[Start Records shown]
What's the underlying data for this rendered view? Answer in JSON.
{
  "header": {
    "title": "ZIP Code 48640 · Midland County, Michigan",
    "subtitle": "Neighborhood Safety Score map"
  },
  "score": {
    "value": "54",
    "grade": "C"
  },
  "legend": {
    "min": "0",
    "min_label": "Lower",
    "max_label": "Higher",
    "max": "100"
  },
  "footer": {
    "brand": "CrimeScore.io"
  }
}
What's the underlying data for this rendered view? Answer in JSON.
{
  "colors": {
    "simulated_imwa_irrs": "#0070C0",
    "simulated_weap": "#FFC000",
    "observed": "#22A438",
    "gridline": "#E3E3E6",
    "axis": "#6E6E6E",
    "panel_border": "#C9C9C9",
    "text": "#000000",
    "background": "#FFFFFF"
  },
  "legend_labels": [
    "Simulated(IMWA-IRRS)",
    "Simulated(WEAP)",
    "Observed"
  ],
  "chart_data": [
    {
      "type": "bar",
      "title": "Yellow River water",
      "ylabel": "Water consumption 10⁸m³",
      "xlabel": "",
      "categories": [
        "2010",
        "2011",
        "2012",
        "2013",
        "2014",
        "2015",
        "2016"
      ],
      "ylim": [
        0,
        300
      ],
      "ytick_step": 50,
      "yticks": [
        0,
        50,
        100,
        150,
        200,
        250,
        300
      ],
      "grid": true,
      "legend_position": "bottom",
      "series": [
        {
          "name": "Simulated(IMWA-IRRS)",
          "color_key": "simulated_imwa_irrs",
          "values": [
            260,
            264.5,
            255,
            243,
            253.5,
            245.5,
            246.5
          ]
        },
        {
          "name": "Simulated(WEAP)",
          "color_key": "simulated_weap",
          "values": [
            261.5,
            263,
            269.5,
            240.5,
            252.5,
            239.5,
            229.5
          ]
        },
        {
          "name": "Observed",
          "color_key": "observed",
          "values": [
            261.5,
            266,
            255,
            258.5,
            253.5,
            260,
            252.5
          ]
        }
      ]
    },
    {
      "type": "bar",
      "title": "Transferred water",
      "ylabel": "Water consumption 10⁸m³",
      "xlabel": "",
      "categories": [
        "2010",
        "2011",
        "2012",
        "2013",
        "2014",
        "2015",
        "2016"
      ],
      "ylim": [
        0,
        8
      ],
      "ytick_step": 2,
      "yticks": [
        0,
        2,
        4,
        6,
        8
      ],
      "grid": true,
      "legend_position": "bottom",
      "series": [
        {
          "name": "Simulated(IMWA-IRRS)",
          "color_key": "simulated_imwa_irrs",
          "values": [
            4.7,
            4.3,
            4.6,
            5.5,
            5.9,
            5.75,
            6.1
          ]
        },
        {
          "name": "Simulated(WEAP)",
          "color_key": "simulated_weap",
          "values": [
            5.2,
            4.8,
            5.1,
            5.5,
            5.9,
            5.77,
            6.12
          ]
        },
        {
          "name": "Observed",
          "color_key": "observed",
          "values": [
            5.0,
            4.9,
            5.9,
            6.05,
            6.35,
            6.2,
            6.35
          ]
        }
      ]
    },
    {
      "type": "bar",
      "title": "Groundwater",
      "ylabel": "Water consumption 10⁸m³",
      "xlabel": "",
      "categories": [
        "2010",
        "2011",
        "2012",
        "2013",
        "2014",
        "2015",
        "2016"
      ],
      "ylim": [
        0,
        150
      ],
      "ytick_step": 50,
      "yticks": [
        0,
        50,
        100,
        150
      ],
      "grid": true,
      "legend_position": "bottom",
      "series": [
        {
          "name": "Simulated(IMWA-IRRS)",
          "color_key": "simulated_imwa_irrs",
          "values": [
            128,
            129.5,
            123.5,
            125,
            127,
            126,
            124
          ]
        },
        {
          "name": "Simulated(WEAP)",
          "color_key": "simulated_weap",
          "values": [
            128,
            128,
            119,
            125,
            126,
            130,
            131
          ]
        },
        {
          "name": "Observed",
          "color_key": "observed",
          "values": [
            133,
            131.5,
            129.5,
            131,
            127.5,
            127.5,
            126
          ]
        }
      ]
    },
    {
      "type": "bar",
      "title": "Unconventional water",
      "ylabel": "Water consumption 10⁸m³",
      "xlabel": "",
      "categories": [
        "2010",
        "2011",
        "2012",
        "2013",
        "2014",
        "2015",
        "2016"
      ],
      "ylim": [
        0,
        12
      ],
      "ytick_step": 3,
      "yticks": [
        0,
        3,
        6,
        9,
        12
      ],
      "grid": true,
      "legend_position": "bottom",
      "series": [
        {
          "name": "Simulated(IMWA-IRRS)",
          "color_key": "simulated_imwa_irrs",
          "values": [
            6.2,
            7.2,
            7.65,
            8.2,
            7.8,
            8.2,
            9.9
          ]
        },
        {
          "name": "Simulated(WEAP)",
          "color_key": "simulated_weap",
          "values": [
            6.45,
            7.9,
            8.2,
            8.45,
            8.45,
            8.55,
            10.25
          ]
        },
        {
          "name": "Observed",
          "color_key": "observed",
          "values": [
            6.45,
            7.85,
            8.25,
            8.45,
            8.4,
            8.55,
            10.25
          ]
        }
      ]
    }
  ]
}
[End Records shown]
:: What you have to do ::
Your task is to print all of the records exactly.

:: Response below ::
What's the underlying data for this rendered view? Answer in JSON.
{
  "header": {
    "title": "ZIP Code 48640 · Midland County, Michigan",
    "subtitle": "Neighborhood Safety Score map"
  },
  "score": {
    "value": "54",
    "grade": "C"
  },
  "legend": {
    "min": "0",
    "min_label": "Lower",
    "max_label": "Higher",
    "max": "100"
  },
  "footer": {
    "brand": "CrimeScore.io"
  }
}
What's the underlying data for this rendered view? Answer in JSON.
{
  "colors": {
    "simulated_imwa_irrs": "#0070C0",
    "simulated_weap": "#FFC000",
    "observed": "#22A438",
    "gridline": "#E3E3E6",
    "axis": "#6E6E6E",
    "panel_border": "#C9C9C9",
    "text": "#000000",
    "background": "#FFFFFF"
  },
  "legend_labels": [
    "Simulated(IMWA-IRRS)",
    "Simulated(WEAP)",
    "Observed"
  ],
  "chart_data": [
    {
      "type": "bar",
      "title": "Yellow River water",
      "ylabel": "Water consumption 10⁸m³",
      "xlabel": "",
      "categories": [
        "2010",
        "2011",
        "2012",
        "2013",
        "2014",
        "2015",
        "2016"
      ],
      "ylim": [
        0,
        300
      ],
      "ytick_step": 50,
      "yticks": [
        0,
        50,
        100,
        150,
        200,
        250,
        300
      ],
      "grid": true,
      "legend_position": "bottom",
      "series": [
        {
          "name": "Simulated(IMWA-IRRS)",
          "color_key": "simulated_imwa_irrs",
          "values": [
            260,
            264.5,
            255,
            243,
            253.5,
            245.5,
            246.5
          ]
        },
        {
          "name": "Simulated(WEAP)",
          "color_key": "simulated_weap",
          "values": [
            261.5,
            263,
            269.5,
            240.5,
            252.5,
            239.5,
            229.5
          ]
        },
        {
          "name": "Observed",
          "color_key": "observed",
          "values": [
            261.5,
            266,
            255,
            258.5,
            253.5,
            260,
            252.5
          ]
        }
      ]
    },
    {
      "type": "bar",
      "title": "Transferred water",
      "ylabel": "Water consumption 10⁸m³",
      "xlabel": "",
      "categories": [
        "2010",
        "2011",
        "2012",
        "2013",
        "2014",
        "2015",
        "2016"
      ],
      "ylim": [
        0,
        8
      ],
      "ytick_step": 2,
      "yticks": [
        0,
        2,
        4,
        6,
        8
      ],
      "grid": true,
      "legend_position": "bottom",
      "series": [
        {
          "name": "Simulated(IMWA-IRRS)",
          "color_key": "simulated_imwa_irrs",
          "values": [
            4.7,
            4.3,
            4.6,
            5.5,
            5.9,
            5.75,
            6.1
          ]
        },
        {
          "name": "Simulated(WEAP)",
          "color_key": "simulated_weap",
          "values": [
            5.2,
            4.8,
            5.1,
            5.5,
            5.9,
            5.77,
            6.12
          ]
        },
        {
          "name": "Observed",
          "color_key": "observed",
          "values": [
            5.0,
            4.9,
            5.9,
            6.05,
            6.35,
            6.2,
            6.35
          ]
        }
      ]
    },
    {
      "type": "bar",
      "title": "Groundwater",
      "ylabel": "Water consumption 10⁸m³",
      "xlabel": "",
      "categories": [
        "2010",
        "2011",
        "2012",
        "2013",
        "2014",
        "2015",
        "2016"
      ],
      "ylim": [
        0,
        150
      ],
      "ytick_step": 50,
      "yticks": [
        0,
        50,
        100,
        150
      ],
      "grid": true,
      "legend_position": "bottom",
      "series": [
        {
          "name": "Simulated(IMWA-IRRS)",
          "color_key": "simulated_imwa_irrs",
          "values": [
            128,
            129.5,
            123.5,
            125,
            127,
            126,
            124
          ]
        },
        {
          "name": "Simulated(WEAP)",
          "color_key": "simulated_weap",
          "values": [
            128,
            128,
            119,
            125,
            126,
            130,
            131
          ]
        },
        {
          "name": "Observed",
          "color_key": "observed",
          "values": [
            133,
            131.5,
            129.5,
            131,
            127.5,
            127.5,
            126
          ]
        }
      ]
    },
    {
      "type": "bar",
      "title": "Unconventional water",
      "ylabel": "Water consumption 10⁸m³",
      "xlabel": "",
      "categories": [
        "2010",
        "2011",
        "2012",
        "2013",
        "2014",
        "2015",
        "2016"
      ],
      "ylim": [
        0,
        12
      ],
      "ytick_step": 3,
      "yticks": [
        0,
        3,
        6,
        9,
        12
      ],
      "grid": true,
      "legend_position": "bottom",
      "series": [
        {
          "name": "Simulated(IMWA-IRRS)",
          "color_key": "simulated_imwa_irrs",
          "values": [
            6.2,
            7.2,
            7.65,
            8.2,
            7.8,
            8.2,
            9.9
          ]
        },
        {
          "name": "Simulated(WEAP)",
          "color_key": "simulated_weap",
          "values": [
            6.45,
            7.9,
            8.2,
            8.45,
            8.45,
            8.55,
            10.25
          ]
        },
        {
          "name": "Observed",
          "color_key": "observed",
          "values": [
            6.45,
            7.85,
            8.25,
            8.45,
            8.4,
            8.55,
            10.25
          ]
        }
      ]
    }
  ]
}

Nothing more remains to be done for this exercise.